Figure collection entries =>
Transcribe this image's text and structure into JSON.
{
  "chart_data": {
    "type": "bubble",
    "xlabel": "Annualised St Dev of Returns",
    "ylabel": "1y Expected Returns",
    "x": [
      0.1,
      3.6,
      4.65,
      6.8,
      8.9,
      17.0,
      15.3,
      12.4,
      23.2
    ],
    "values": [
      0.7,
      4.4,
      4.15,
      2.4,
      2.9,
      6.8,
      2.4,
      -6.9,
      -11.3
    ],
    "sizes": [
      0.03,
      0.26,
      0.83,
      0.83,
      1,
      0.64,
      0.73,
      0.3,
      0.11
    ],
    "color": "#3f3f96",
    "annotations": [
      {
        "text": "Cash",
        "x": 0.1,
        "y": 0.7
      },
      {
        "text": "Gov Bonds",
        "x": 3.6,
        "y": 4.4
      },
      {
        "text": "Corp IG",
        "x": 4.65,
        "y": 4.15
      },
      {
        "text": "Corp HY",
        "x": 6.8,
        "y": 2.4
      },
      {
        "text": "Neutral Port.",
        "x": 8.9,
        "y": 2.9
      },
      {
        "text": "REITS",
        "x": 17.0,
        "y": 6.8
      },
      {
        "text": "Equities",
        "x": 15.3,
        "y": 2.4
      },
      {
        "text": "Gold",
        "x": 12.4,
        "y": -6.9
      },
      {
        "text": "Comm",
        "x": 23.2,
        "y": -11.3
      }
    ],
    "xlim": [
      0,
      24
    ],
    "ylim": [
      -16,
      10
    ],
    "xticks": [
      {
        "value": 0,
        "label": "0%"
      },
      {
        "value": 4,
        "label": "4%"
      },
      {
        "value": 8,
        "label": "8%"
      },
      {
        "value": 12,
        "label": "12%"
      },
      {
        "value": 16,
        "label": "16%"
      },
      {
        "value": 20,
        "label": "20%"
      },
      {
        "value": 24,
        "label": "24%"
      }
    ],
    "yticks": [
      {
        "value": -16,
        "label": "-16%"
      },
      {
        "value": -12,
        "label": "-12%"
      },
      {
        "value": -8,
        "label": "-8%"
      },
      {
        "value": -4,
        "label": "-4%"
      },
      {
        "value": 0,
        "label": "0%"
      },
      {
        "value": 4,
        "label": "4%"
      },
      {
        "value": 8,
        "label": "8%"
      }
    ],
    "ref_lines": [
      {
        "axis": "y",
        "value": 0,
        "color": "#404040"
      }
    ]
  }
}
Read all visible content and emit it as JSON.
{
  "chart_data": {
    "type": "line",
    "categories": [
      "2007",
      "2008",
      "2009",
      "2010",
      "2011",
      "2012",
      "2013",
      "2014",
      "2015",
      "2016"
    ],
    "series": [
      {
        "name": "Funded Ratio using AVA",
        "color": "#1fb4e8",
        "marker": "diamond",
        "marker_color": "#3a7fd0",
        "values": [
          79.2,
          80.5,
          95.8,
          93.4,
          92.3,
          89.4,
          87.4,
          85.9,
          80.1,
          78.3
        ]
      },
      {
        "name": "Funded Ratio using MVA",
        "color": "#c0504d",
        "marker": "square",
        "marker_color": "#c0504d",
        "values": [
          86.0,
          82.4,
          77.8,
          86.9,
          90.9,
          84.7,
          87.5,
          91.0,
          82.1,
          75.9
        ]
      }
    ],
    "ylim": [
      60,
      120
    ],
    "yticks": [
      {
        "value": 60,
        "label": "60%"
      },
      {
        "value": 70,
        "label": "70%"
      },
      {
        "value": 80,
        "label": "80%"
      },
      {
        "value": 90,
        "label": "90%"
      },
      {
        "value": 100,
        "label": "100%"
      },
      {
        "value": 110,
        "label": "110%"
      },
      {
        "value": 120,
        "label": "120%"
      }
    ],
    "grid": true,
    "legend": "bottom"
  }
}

Written task =>
Read the data above and count the lines that include "JSON". Answer only with the count.

Solved problem =>
2